(Data entries for graphics)
========

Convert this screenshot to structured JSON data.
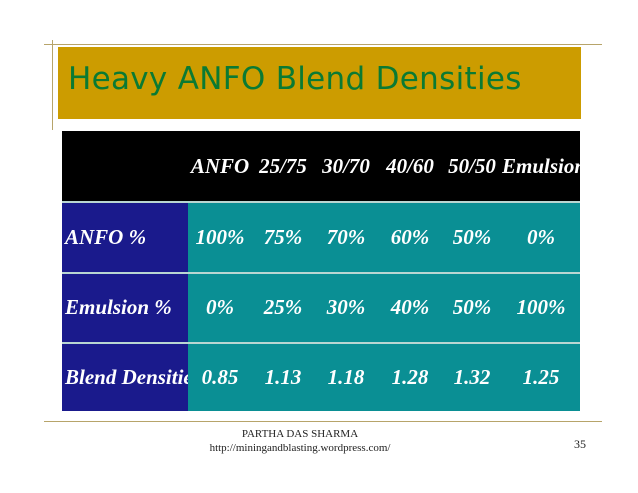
{
  "slide": {
    "title": "Heavy ANFO Blend Densities",
    "page_number": "35"
  },
  "colors": {
    "title_bar": "#cc9c00",
    "title_text": "#0a7a33",
    "table_header_bg": "#000000",
    "row_label_bg": "#1a1a8c",
    "cell_bg": "#0a8f94",
    "cell_text": "#ffffff"
  },
  "table": {
    "columns": [
      "",
      "ANFO",
      "25/75",
      "30/70",
      "40/60",
      "50/50",
      "Emulsion"
    ],
    "rows": [
      {
        "label": "ANFO %",
        "values": [
          "100%",
          "75%",
          "70%",
          "60%",
          "50%",
          "0%"
        ]
      },
      {
        "label": "Emulsion %",
        "values": [
          "0%",
          "25%",
          "30%",
          "40%",
          "50%",
          "100%"
        ]
      },
      {
        "label": "Blend Densities",
        "values": [
          "0.85",
          "1.13",
          "1.18",
          "1.28",
          "1.32",
          "1.25"
        ]
      }
    ]
  },
  "footer": {
    "author": "PARTHA DAS SHARMA",
    "url": "http://miningandblasting.wordpress.com/"
  }
}
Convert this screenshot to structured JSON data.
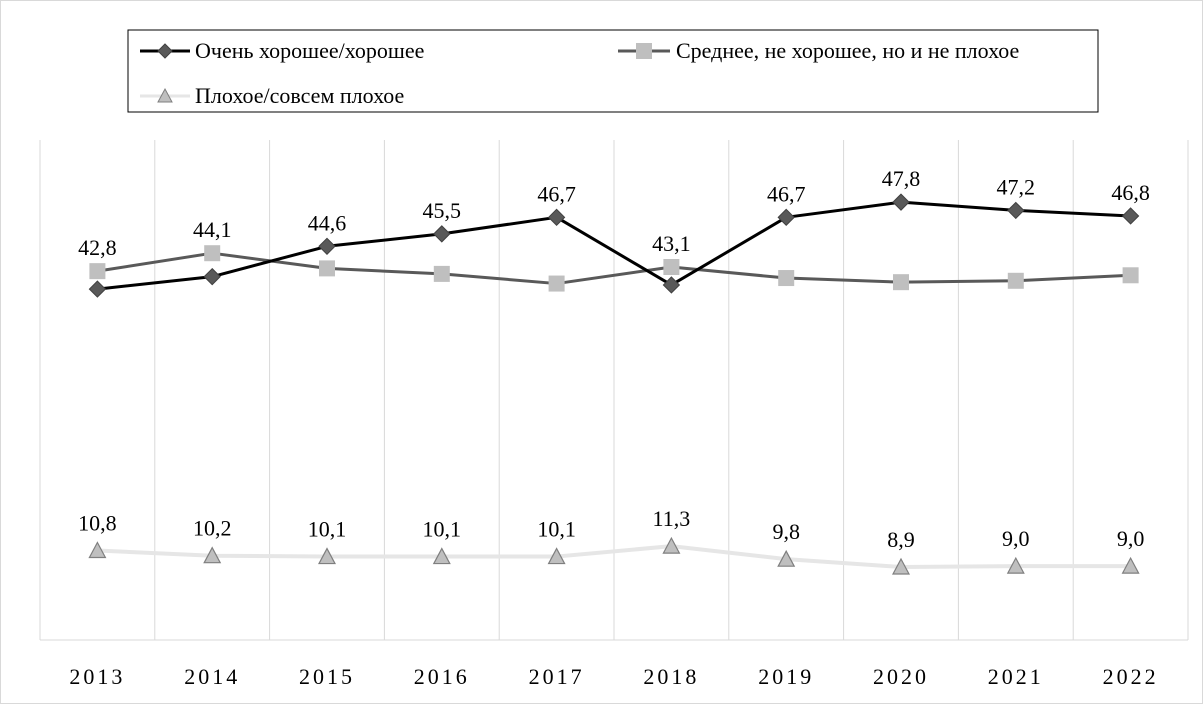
{
  "chart_data": {
    "type": "line",
    "categories": [
      "2013",
      "2014",
      "2015",
      "2016",
      "2017",
      "2018",
      "2019",
      "2020",
      "2021",
      "2022"
    ],
    "series": [
      {
        "name": "Очень хорошее/хорошее",
        "values": [
          null,
          null,
          44.6,
          45.5,
          46.7,
          null,
          46.7,
          47.8,
          47.2,
          46.8
        ],
        "color": "#000000",
        "marker_color": "#595959",
        "marker": "diamond"
      },
      {
        "name": "Среднее, не хорошее, но и не плохое",
        "values": [
          42.8,
          44.1,
          null,
          null,
          null,
          43.1,
          null,
          null,
          null,
          null
        ],
        "color": "#595959",
        "marker_color": "#bfbfbf",
        "marker": "square"
      },
      {
        "name": "Плохое/совсем плохое",
        "values": [
          10.8,
          10.2,
          10.1,
          10.1,
          10.1,
          11.3,
          9.8,
          8.9,
          9.0,
          9.0
        ],
        "color": "#e6e6e6",
        "marker_color": "#bfbfbf",
        "marker": "triangle"
      }
    ],
    "data_labels": [
      "42,8",
      "44,1",
      "44,6",
      "45,5",
      "46,7",
      "43,1",
      "46,7",
      "47,8",
      "47,2",
      "46,8"
    ],
    "low_labels": [
      "10,8",
      "10,2",
      "10,1",
      "10,1",
      "10,1",
      "11,3",
      "9,8",
      "8,9",
      "9,0",
      "9,0"
    ],
    "grid": "vertical",
    "legend_position": "top"
  }
}
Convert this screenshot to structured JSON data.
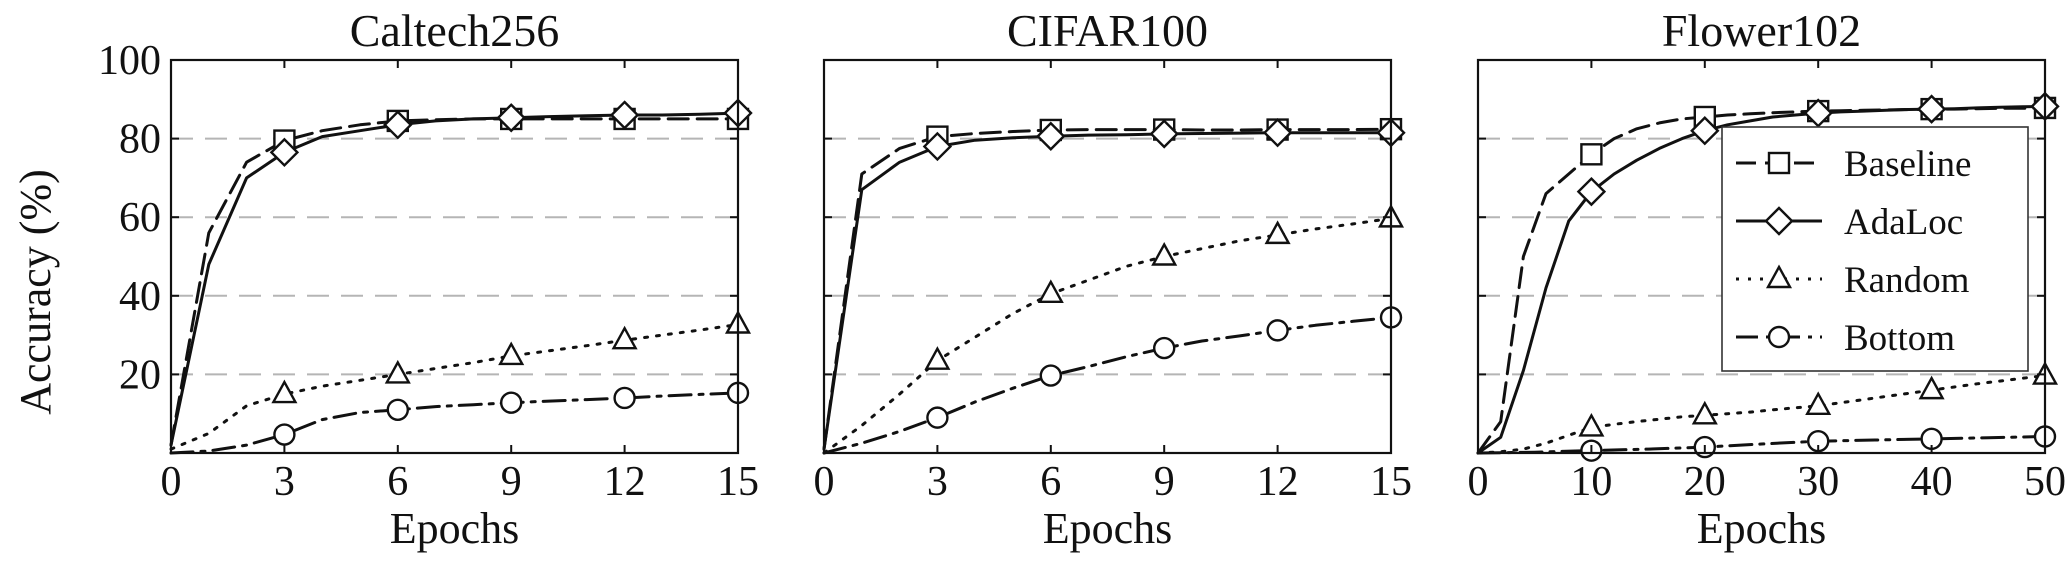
{
  "figure": {
    "ylabel": "Accuracy (%)"
  },
  "legend": {
    "entries": [
      {
        "series": "Baseline",
        "label": "Baseline"
      },
      {
        "series": "AdaLoc",
        "label": "AdaLoc"
      },
      {
        "series": "Random",
        "label": "Random"
      },
      {
        "series": "Bottom",
        "label": "Bottom"
      }
    ]
  },
  "series_styles": {
    "Baseline": {
      "line": "dashed",
      "marker": "square",
      "color": "#111111"
    },
    "AdaLoc": {
      "line": "solid",
      "marker": "diamond",
      "color": "#111111"
    },
    "Random": {
      "line": "dotted",
      "marker": "triangle",
      "color": "#111111"
    },
    "Bottom": {
      "line": "dashdot",
      "marker": "circle",
      "color": "#111111"
    }
  },
  "chart_data": [
    {
      "type": "line",
      "title": "Caltech256",
      "xlabel": "Epochs",
      "ylabel": "Accuracy (%)",
      "xlim": [
        0,
        15
      ],
      "ylim": [
        0,
        100
      ],
      "xticks": [
        0,
        3,
        6,
        9,
        12,
        15
      ],
      "yticks": [
        20,
        40,
        60,
        80,
        100
      ],
      "grid": true,
      "legend": "none",
      "series": [
        {
          "name": "Baseline",
          "x": [
            0,
            1,
            2,
            3,
            4,
            5,
            6,
            7,
            8,
            9,
            10,
            11,
            12,
            13,
            14,
            15
          ],
          "y": [
            2,
            56,
            74,
            79.5,
            82,
            83.5,
            84.5,
            84.8,
            85,
            85,
            85,
            85,
            85,
            85,
            85,
            85
          ],
          "markers": [
            3,
            6,
            9,
            12,
            15
          ]
        },
        {
          "name": "AdaLoc",
          "x": [
            0,
            1,
            2,
            3,
            4,
            5,
            6,
            7,
            8,
            9,
            10,
            11,
            12,
            13,
            14,
            15
          ],
          "y": [
            2,
            48,
            70,
            76.5,
            80.5,
            82,
            83.5,
            84.5,
            85,
            85.3,
            85.6,
            85.8,
            86,
            86,
            86.2,
            86.5
          ],
          "markers": [
            3,
            6,
            9,
            12,
            15
          ]
        },
        {
          "name": "Random",
          "x": [
            0,
            1,
            2,
            3,
            4,
            5,
            6,
            7,
            8,
            9,
            10,
            11,
            12,
            13,
            14,
            15
          ],
          "y": [
            1,
            5,
            12,
            15,
            17,
            18.5,
            20,
            21.5,
            23,
            24.7,
            26,
            27.3,
            28.7,
            30,
            31.3,
            32.7
          ],
          "markers": [
            3,
            6,
            9,
            12,
            15
          ]
        },
        {
          "name": "Bottom",
          "x": [
            0,
            1,
            2,
            3,
            4,
            5,
            6,
            7,
            8,
            9,
            10,
            11,
            12,
            13,
            14,
            15
          ],
          "y": [
            0,
            0.5,
            2,
            4.7,
            8.5,
            10.3,
            11,
            11.8,
            12.3,
            12.8,
            13.2,
            13.6,
            14,
            14.5,
            14.9,
            15.3
          ],
          "markers": [
            3,
            6,
            9,
            12,
            15
          ]
        }
      ]
    },
    {
      "type": "line",
      "title": "CIFAR100",
      "xlabel": "Epochs",
      "ylabel": "",
      "xlim": [
        0,
        15
      ],
      "ylim": [
        0,
        100
      ],
      "xticks": [
        0,
        3,
        6,
        9,
        12,
        15
      ],
      "yticks": [
        20,
        40,
        60,
        80,
        100
      ],
      "grid": true,
      "legend": "none",
      "series": [
        {
          "name": "Baseline",
          "x": [
            0,
            1,
            2,
            3,
            4,
            5,
            6,
            7,
            8,
            9,
            10,
            11,
            12,
            13,
            14,
            15
          ],
          "y": [
            1,
            71,
            77.5,
            80.5,
            81.3,
            81.8,
            82.2,
            82.3,
            82.3,
            82.3,
            82.2,
            82.2,
            82.3,
            82.3,
            82.3,
            82.4
          ],
          "markers": [
            3,
            6,
            9,
            12,
            15
          ]
        },
        {
          "name": "AdaLoc",
          "x": [
            0,
            1,
            2,
            3,
            4,
            5,
            6,
            7,
            8,
            9,
            10,
            11,
            12,
            13,
            14,
            15
          ],
          "y": [
            1,
            67,
            74,
            78,
            79.6,
            80.2,
            80.6,
            80.9,
            81,
            81.2,
            81.3,
            81.4,
            81.5,
            81.5,
            81.5,
            81.5
          ],
          "markers": [
            3,
            6,
            9,
            12,
            15
          ]
        },
        {
          "name": "Random",
          "x": [
            0,
            1,
            2,
            3,
            4,
            5,
            6,
            7,
            8,
            9,
            10,
            11,
            12,
            13,
            14,
            15
          ],
          "y": [
            0,
            7,
            15,
            23.5,
            29.5,
            35.5,
            40.5,
            44,
            47.5,
            50,
            52,
            54,
            55.5,
            57,
            58.3,
            59.7
          ],
          "markers": [
            3,
            6,
            9,
            12,
            15
          ]
        },
        {
          "name": "Bottom",
          "x": [
            0,
            1,
            2,
            3,
            4,
            5,
            6,
            7,
            8,
            9,
            10,
            11,
            12,
            13,
            14,
            15
          ],
          "y": [
            0,
            2.5,
            5.5,
            9,
            13,
            16.5,
            19.7,
            22,
            24.5,
            26.7,
            28.5,
            29.8,
            31.2,
            32.5,
            33.5,
            34.5
          ],
          "markers": [
            3,
            6,
            9,
            12,
            15
          ]
        }
      ]
    },
    {
      "type": "line",
      "title": "Flower102",
      "xlabel": "Epochs",
      "ylabel": "",
      "xlim": [
        0,
        50
      ],
      "ylim": [
        0,
        100
      ],
      "xticks": [
        0,
        10,
        20,
        30,
        40,
        50
      ],
      "yticks": [
        20,
        40,
        60,
        80,
        100
      ],
      "grid": true,
      "legend": "right",
      "series": [
        {
          "name": "Baseline",
          "x": [
            0,
            2,
            4,
            6,
            8,
            10,
            12,
            14,
            16,
            18,
            20,
            22,
            24,
            26,
            28,
            30,
            32,
            34,
            36,
            38,
            40,
            42,
            44,
            46,
            48,
            50
          ],
          "y": [
            0,
            8,
            50,
            66,
            71,
            76,
            80,
            82.5,
            84,
            85,
            85.5,
            86,
            86.3,
            86.6,
            86.8,
            87,
            87.1,
            87.2,
            87.3,
            87.4,
            87.5,
            87.5,
            87.6,
            87.7,
            87.7,
            87.8
          ],
          "markers": [
            10,
            20,
            30,
            40,
            50
          ]
        },
        {
          "name": "AdaLoc",
          "x": [
            0,
            2,
            4,
            6,
            8,
            10,
            12,
            14,
            16,
            18,
            20,
            22,
            24,
            26,
            28,
            30,
            32,
            34,
            36,
            38,
            40,
            42,
            44,
            46,
            48,
            50
          ],
          "y": [
            0,
            4,
            21,
            42,
            59,
            66.5,
            71,
            74.5,
            77.5,
            80,
            82,
            83.5,
            84.5,
            85.5,
            86,
            86.5,
            86.8,
            87,
            87.2,
            87.4,
            87.5,
            87.6,
            87.8,
            88,
            88.1,
            88.2
          ],
          "markers": [
            10,
            20,
            30,
            40,
            50
          ]
        },
        {
          "name": "Random",
          "x": [
            0,
            2,
            4,
            6,
            8,
            10,
            12,
            14,
            16,
            18,
            20,
            22,
            24,
            26,
            28,
            30,
            32,
            34,
            36,
            38,
            40,
            42,
            44,
            46,
            48,
            50
          ],
          "y": [
            0,
            0.3,
            1,
            2.5,
            4.5,
            6.5,
            7.3,
            8,
            8.6,
            9.2,
            9.6,
            10,
            10.4,
            11,
            11.5,
            12,
            12.8,
            13.6,
            14.4,
            15.2,
            16,
            16.8,
            17.6,
            18.3,
            19,
            19.7
          ],
          "markers": [
            10,
            20,
            30,
            40,
            50
          ]
        },
        {
          "name": "Bottom",
          "x": [
            0,
            5,
            10,
            15,
            20,
            25,
            30,
            35,
            40,
            45,
            50
          ],
          "y": [
            0,
            0.2,
            0.6,
            1,
            1.5,
            2.3,
            3,
            3.3,
            3.6,
            3.9,
            4.2
          ],
          "markers": [
            10,
            20,
            30,
            40,
            50
          ]
        }
      ]
    }
  ]
}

========

--- Aim of the task ---
Go through the data and gather every line that holds "Blend".

--- Answer below ---
    "title": "Heavy ANFO Blend Densities",
        "label": "Blend Densities",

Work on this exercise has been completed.